Requirement
Show only lines that include "text".

Data for the task

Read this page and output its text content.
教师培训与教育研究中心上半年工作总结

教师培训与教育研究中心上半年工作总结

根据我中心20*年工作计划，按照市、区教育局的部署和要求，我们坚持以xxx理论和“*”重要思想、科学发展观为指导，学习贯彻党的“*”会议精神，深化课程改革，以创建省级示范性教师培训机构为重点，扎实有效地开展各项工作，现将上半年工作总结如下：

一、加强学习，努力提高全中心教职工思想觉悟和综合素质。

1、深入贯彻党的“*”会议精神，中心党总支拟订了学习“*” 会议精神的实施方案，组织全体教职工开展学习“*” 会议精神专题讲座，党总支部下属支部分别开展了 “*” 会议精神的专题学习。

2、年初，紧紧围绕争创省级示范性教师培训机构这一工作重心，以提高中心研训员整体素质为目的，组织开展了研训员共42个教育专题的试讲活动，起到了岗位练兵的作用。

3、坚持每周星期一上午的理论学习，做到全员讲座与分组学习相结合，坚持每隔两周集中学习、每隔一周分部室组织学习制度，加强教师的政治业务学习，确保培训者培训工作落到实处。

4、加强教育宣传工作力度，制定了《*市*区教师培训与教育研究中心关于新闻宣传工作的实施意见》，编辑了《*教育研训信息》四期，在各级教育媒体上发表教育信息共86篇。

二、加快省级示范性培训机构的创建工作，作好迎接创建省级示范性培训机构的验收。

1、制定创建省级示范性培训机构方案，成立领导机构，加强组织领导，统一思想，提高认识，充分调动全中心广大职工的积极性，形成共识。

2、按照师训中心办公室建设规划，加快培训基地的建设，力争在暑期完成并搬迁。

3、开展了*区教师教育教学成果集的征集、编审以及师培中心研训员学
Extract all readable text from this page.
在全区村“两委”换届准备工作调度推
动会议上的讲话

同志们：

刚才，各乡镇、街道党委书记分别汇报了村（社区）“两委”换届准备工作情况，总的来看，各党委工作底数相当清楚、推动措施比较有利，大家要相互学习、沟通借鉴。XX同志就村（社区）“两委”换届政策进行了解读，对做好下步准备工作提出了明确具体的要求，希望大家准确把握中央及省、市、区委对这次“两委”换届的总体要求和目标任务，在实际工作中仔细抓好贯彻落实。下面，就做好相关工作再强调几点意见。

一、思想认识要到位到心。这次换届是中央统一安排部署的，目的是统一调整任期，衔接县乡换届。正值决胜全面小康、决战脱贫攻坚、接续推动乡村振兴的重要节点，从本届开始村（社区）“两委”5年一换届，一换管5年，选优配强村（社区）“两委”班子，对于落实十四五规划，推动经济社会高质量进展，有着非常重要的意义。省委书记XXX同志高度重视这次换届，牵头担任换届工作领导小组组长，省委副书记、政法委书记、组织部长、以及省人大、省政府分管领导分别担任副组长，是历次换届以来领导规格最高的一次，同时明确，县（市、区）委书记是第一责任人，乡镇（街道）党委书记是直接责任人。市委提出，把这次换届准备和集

Complete response
Read this page and output its text content.
Extract all readable text from this page.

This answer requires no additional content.